● **Aim**
Copy out every line that contains the word "this".

● **Record excerpts**
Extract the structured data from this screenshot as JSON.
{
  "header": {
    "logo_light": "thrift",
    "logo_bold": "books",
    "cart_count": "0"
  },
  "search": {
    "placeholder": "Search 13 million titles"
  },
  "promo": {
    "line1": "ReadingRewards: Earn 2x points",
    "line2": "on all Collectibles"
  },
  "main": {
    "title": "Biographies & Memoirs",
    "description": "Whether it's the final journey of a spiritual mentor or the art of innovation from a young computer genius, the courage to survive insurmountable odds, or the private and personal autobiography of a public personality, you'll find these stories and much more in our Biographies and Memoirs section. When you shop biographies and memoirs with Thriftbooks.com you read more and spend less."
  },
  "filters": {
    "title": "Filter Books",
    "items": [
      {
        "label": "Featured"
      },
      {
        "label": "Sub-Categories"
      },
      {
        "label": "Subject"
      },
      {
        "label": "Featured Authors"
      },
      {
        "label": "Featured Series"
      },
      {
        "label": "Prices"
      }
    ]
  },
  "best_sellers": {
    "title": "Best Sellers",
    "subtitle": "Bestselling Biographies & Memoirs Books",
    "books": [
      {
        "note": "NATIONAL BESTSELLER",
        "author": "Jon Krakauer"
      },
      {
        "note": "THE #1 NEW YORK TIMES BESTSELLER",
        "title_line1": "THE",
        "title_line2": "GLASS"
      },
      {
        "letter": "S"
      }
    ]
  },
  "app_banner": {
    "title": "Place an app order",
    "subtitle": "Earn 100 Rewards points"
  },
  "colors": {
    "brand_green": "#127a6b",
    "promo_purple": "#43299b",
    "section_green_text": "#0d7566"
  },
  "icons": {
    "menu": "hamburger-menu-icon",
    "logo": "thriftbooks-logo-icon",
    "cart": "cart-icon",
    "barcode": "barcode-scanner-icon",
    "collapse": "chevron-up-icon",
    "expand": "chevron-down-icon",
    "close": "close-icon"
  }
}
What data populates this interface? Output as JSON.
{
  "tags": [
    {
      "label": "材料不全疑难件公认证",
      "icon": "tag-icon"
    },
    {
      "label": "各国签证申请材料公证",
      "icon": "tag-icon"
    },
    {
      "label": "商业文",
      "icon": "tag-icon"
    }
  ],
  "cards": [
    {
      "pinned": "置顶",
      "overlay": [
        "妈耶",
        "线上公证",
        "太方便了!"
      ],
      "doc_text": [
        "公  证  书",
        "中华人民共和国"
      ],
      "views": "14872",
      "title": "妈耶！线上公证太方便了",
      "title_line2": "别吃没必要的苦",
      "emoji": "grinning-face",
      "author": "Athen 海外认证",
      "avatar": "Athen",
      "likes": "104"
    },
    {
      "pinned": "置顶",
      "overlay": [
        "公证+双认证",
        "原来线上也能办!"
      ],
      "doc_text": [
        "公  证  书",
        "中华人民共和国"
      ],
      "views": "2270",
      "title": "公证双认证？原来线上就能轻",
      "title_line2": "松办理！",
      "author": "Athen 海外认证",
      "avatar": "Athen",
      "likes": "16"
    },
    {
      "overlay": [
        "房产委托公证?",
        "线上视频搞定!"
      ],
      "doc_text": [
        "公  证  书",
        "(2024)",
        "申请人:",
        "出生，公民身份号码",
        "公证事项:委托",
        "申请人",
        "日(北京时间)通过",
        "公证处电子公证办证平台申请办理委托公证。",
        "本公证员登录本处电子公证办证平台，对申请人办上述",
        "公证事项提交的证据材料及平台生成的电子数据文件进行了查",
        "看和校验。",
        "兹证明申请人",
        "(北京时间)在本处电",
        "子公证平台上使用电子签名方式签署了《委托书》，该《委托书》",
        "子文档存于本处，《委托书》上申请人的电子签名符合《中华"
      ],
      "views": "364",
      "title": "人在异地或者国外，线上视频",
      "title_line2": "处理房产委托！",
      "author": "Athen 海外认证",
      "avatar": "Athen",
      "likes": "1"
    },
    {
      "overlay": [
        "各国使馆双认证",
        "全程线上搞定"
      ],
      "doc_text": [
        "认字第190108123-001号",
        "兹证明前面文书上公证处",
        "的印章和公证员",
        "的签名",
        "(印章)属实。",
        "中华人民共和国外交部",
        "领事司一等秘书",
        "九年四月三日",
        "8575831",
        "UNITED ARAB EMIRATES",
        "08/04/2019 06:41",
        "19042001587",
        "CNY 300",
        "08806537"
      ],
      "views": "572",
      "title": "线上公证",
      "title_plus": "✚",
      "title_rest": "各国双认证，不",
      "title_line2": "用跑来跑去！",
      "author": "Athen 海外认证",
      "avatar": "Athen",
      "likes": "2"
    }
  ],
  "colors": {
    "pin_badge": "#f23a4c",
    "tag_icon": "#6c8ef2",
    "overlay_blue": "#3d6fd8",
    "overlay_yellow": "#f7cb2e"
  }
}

● **Problem solution**
Extract the structured data from this screenshot as JSON.
What data populates this interface? Output as JSON.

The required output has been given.